The lines to copy from the data below are those that hold the string "design".

======== PROVIDED RECORDS ========

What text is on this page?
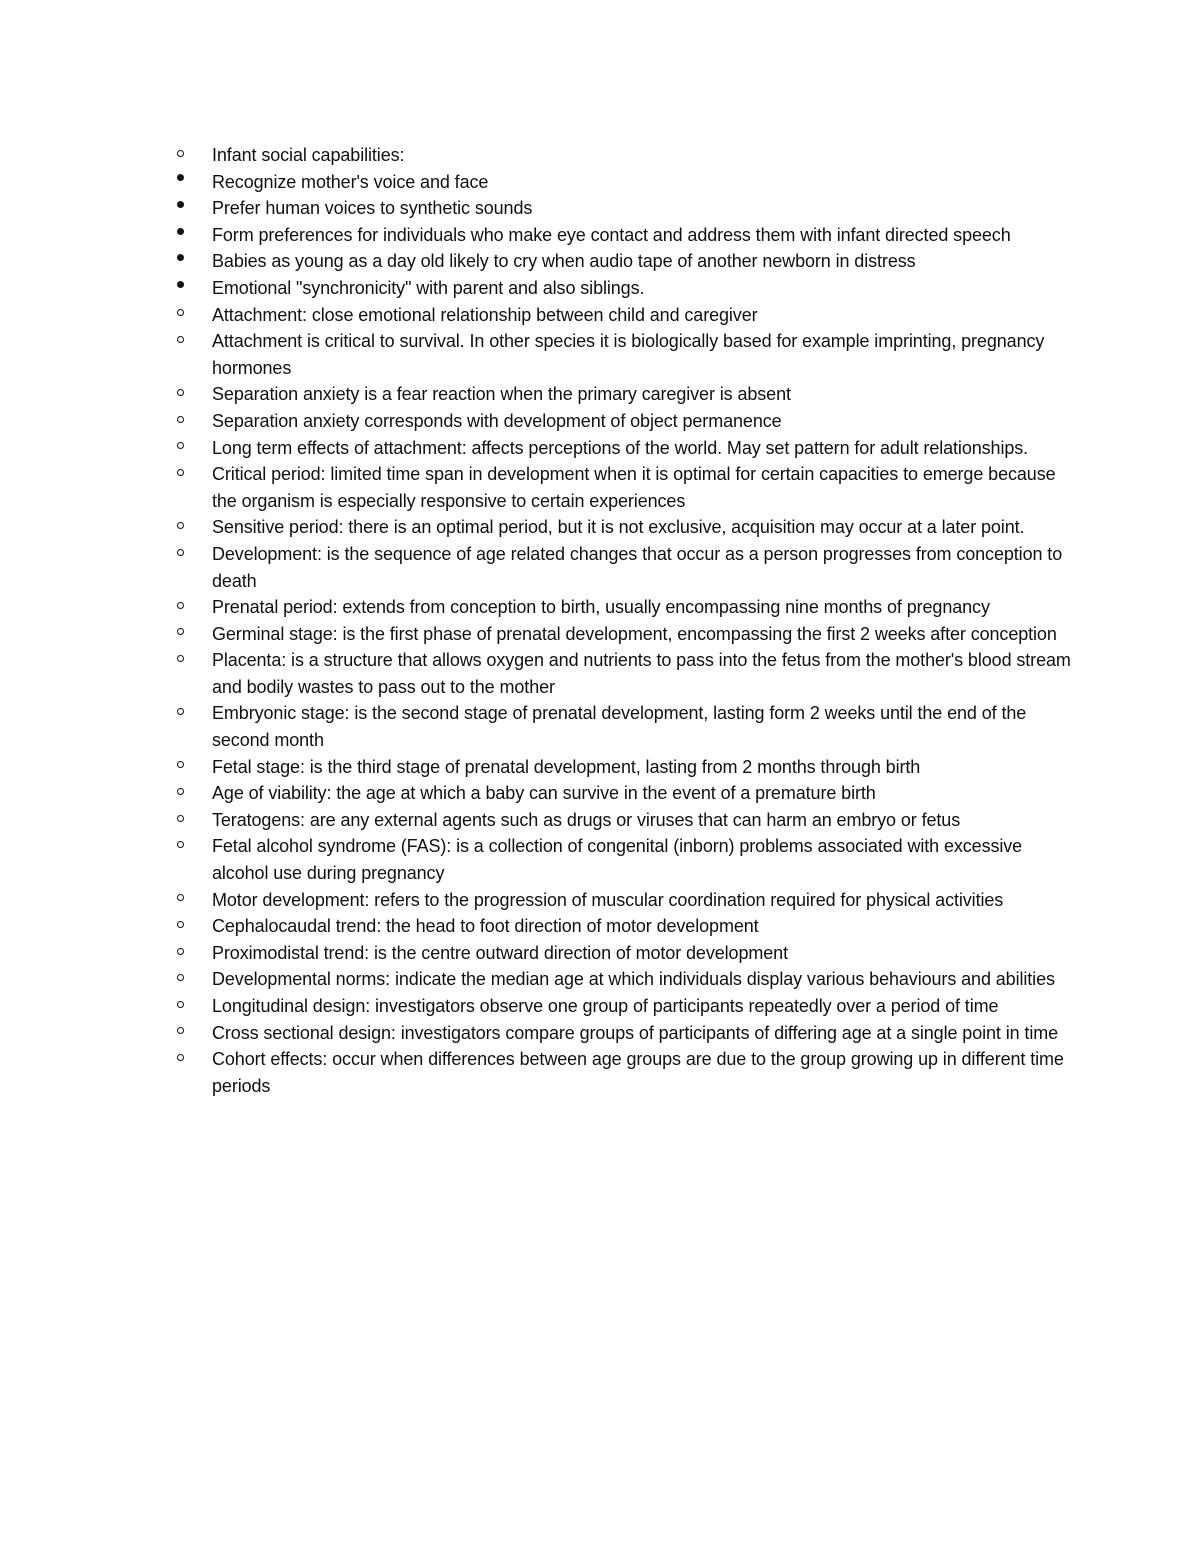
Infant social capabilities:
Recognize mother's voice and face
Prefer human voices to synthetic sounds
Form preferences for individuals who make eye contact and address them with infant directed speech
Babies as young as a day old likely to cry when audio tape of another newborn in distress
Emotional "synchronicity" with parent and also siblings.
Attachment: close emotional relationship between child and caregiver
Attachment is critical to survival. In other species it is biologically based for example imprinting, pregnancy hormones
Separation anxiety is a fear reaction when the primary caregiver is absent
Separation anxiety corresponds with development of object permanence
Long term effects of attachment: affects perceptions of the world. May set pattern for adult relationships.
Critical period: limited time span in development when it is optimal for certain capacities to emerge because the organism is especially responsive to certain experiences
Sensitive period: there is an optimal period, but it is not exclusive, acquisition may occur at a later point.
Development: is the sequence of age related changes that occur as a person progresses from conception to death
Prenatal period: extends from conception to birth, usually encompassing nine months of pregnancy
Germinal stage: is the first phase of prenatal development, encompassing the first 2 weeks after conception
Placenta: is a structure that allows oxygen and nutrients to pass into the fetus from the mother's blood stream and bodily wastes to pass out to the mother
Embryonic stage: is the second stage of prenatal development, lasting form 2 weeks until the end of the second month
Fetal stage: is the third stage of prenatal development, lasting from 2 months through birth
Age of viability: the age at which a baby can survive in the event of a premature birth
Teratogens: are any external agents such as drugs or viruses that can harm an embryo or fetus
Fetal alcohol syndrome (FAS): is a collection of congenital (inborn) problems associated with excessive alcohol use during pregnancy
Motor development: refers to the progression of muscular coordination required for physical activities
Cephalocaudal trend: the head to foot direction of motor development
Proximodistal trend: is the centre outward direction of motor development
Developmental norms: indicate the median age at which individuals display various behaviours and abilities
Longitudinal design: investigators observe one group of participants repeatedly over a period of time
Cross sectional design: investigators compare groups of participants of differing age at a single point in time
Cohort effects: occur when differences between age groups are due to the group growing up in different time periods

========
======== PROVIDED RECORDS ========

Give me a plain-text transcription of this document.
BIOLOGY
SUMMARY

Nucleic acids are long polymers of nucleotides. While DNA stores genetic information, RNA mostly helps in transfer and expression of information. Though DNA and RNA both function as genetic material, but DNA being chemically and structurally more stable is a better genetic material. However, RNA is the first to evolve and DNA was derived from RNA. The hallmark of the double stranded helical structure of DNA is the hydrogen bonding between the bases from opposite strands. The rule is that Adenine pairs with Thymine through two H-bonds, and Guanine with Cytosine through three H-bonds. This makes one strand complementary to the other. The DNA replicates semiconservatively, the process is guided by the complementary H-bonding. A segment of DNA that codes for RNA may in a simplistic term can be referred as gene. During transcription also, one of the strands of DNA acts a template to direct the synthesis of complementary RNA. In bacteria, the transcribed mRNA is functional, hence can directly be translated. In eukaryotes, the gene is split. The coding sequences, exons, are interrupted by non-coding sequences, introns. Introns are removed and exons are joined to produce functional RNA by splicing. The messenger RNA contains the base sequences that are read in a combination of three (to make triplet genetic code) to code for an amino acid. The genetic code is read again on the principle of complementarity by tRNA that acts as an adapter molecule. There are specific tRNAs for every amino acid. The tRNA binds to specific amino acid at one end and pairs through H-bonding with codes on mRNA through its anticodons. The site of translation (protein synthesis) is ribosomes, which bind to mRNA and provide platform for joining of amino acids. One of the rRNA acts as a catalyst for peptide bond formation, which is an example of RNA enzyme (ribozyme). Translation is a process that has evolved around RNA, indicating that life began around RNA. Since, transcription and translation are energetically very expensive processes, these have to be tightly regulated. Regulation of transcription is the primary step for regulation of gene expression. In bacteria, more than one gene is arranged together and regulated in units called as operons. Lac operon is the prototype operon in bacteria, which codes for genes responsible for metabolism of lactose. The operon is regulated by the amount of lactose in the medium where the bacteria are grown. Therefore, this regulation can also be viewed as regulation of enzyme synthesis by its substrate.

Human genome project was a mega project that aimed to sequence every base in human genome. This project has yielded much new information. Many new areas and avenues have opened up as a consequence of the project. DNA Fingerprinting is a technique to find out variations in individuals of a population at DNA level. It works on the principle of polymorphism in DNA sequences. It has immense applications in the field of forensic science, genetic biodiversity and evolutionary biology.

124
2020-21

========

-- REPLY TO THE TASK --
Longitudinal design: investigators observe one group of participants repeatedly over a period of time
Cross sectional design: investigators compare groups of participants of differing age at a single point in time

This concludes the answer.